Goal:
Output the lines that follow exactly as they are.

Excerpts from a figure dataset
---*---
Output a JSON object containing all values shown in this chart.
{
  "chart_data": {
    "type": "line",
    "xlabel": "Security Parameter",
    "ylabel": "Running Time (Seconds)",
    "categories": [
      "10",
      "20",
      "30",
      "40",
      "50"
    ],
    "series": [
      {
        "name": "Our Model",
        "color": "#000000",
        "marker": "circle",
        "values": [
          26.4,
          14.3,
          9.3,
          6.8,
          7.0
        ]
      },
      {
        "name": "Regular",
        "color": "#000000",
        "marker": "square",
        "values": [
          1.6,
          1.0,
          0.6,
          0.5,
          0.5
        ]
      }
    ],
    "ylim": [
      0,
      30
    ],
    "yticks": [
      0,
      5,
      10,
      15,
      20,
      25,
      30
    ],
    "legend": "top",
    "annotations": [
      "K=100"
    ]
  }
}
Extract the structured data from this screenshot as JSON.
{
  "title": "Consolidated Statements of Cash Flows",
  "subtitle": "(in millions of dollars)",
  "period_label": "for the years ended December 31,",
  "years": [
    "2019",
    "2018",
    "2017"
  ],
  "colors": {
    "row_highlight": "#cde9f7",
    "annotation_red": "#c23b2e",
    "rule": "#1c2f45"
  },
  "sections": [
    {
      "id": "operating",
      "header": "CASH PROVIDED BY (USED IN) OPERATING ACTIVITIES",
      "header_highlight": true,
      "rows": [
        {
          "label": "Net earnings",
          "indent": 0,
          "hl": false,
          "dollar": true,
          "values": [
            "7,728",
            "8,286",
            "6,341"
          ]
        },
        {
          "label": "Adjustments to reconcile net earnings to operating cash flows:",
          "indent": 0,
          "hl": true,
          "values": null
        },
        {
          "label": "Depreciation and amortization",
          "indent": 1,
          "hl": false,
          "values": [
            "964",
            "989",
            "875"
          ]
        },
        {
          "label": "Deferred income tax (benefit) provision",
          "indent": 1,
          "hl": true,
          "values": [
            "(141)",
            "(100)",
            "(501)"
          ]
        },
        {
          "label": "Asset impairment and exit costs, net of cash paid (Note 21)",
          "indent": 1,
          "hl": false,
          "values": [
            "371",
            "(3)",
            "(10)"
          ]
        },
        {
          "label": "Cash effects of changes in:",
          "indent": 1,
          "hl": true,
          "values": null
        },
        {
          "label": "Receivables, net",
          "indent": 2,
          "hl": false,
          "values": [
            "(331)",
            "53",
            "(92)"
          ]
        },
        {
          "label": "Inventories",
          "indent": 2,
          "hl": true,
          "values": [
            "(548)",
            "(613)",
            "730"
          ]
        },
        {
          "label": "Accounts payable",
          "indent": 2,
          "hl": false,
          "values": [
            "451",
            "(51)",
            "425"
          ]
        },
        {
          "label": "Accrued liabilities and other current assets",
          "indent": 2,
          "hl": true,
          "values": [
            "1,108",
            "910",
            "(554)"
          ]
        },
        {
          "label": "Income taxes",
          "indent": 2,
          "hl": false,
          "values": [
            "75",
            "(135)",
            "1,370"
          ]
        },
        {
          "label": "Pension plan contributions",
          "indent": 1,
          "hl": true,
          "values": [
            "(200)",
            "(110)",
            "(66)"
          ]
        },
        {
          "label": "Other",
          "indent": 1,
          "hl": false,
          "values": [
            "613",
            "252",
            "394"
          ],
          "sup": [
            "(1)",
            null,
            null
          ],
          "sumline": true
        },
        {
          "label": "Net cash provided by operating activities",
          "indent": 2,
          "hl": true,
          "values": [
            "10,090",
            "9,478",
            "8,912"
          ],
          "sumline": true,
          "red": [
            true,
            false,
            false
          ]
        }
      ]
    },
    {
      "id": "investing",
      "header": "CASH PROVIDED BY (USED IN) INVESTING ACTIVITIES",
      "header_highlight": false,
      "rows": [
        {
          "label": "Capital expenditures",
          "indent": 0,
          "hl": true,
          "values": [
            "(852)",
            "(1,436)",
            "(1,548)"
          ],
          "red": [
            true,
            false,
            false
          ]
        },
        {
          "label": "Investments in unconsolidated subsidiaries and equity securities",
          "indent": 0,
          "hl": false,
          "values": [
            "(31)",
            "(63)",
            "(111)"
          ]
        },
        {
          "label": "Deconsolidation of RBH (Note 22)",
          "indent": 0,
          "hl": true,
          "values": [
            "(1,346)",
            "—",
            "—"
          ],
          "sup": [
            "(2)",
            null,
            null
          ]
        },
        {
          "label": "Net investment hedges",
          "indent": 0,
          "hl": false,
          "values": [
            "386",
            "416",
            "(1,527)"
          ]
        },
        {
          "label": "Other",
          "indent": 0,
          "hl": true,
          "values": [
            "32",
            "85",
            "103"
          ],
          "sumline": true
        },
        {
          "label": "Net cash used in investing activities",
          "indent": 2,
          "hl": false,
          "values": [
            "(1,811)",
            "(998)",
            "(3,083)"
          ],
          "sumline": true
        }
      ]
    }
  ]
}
---*---
Result for this exercise:
Output a JSON object containing all values shown in this chart.
{
  "chart_data": {
    "type": "line",
    "xlabel": "Security Parameter",
    "ylabel": "Running Time (Seconds)",
    "categories": [
      "10",
      "20",
      "30",
      "40",
      "50"
    ],
    "series": [
      {
        "name": "Our Model",
        "color": "#000000",
        "marker": "circle",
        "values": [
          26.4,
          14.3,
          9.3,
          6.8,
          7.0
        ]
      },
      {
        "name": "Regular",
        "color": "#000000",
        "marker": "square",
        "values": [
          1.6,
          1.0,
          0.6,
          0.5,
          0.5
        ]
      }
    ],
    "ylim": [
      0,
      30
    ],
    "yticks": [
      0,
      5,
      10,
      15,
      20,
      25,
      30
    ],
    "legend": "top",
    "annotations": [
      "K=100"
    ]
  }
}
Extract the structured data from this screenshot as JSON.
{
  "title": "Consolidated Statements of Cash Flows",
  "subtitle": "(in millions of dollars)",
  "period_label": "for the years ended December 31,",
  "years": [
    "2019",
    "2018",
    "2017"
  ],
  "colors": {
    "row_highlight": "#cde9f7",
    "annotation_red": "#c23b2e",
    "rule": "#1c2f45"
  },
  "sections": [
    {
      "id": "operating",
      "header": "CASH PROVIDED BY (USED IN) OPERATING ACTIVITIES",
      "header_highlight": true,
      "rows": [
        {
          "label": "Net earnings",
          "indent": 0,
          "hl": false,
          "dollar": true,
          "values": [
            "7,728",
            "8,286",
            "6,341"
          ]
        },
        {
          "label": "Adjustments to reconcile net earnings to operating cash flows:",
          "indent": 0,
          "hl": true,
          "values": null
        },
        {
          "label": "Depreciation and amortization",
          "indent": 1,
          "hl": false,
          "values": [
            "964",
            "989",
            "875"
          ]
        },
        {
          "label": "Deferred income tax (benefit) provision",
          "indent": 1,
          "hl": true,
          "values": [
            "(141)",
            "(100)",
            "(501)"
          ]
        },
        {
          "label": "Asset impairment and exit costs, net of cash paid (Note 21)",
          "indent": 1,
          "hl": false,
          "values": [
            "371",
            "(3)",
            "(10)"
          ]
        },
        {
          "label": "Cash effects of changes in:",
          "indent": 1,
          "hl": true,
          "values": null
        },
        {
          "label": "Receivables, net",
          "indent": 2,
          "hl": false,
          "values": [
            "(331)",
            "53",
            "(92)"
          ]
        },
        {
          "label": "Inventories",
          "indent": 2,
          "hl": true,
          "values": [
            "(548)",
            "(613)",
            "730"
          ]
        },
        {
          "label": "Accounts payable",
          "indent": 2,
          "hl": false,
          "values": [
            "451",
            "(51)",
            "425"
          ]
        },
        {
          "label": "Accrued liabilities and other current assets",
          "indent": 2,
          "hl": true,
          "values": [
            "1,108",
            "910",
            "(554)"
          ]
        },
        {
          "label": "Income taxes",
          "indent": 2,
          "hl": false,
          "values": [
            "75",
            "(135)",
            "1,370"
          ]
        },
        {
          "label": "Pension plan contributions",
          "indent": 1,
          "hl": true,
          "values": [
            "(200)",
            "(110)",
            "(66)"
          ]
        },
        {
          "label": "Other",
          "indent": 1,
          "hl": false,
          "values": [
            "613",
            "252",
            "394"
          ],
          "sup": [
            "(1)",
            null,
            null
          ],
          "sumline": true
        },
        {
          "label": "Net cash provided by operating activities",
          "indent": 2,
          "hl": true,
          "values": [
            "10,090",
            "9,478",
            "8,912"
          ],
          "sumline": true,
          "red": [
            true,
            false,
            false
          ]
        }
      ]
    },
    {
      "id": "investing",
      "header": "CASH PROVIDED BY (USED IN) INVESTING ACTIVITIES",
      "header_highlight": false,
      "rows": [
        {
          "label": "Capital expenditures",
          "indent": 0,
          "hl": true,
          "values": [
            "(852)",
            "(1,436)",
            "(1,548)"
          ],
          "red": [
            true,
            false,
            false
          ]
        },
        {
          "label": "Investments in unconsolidated subsidiaries and equity securities",
          "indent": 0,
          "hl": false,
          "values": [
            "(31)",
            "(63)",
            "(111)"
          ]
        },
        {
          "label": "Deconsolidation of RBH (Note 22)",
          "indent": 0,
          "hl": true,
          "values": [
            "(1,346)",
            "—",
            "—"
          ],
          "sup": [
            "(2)",
            null,
            null
          ]
        },
        {
          "label": "Net investment hedges",
          "indent": 0,
          "hl": false,
          "values": [
            "386",
            "416",
            "(1,527)"
          ]
        },
        {
          "label": "Other",
          "indent": 0,
          "hl": true,
          "values": [
            "32",
            "85",
            "103"
          ],
          "sumline": true
        },
        {
          "label": "Net cash used in investing activities",
          "indent": 2,
          "hl": false,
          "values": [
            "(1,811)",
            "(998)",
            "(3,083)"
          ],
          "sumline": true
        }
      ]
    }
  ]
}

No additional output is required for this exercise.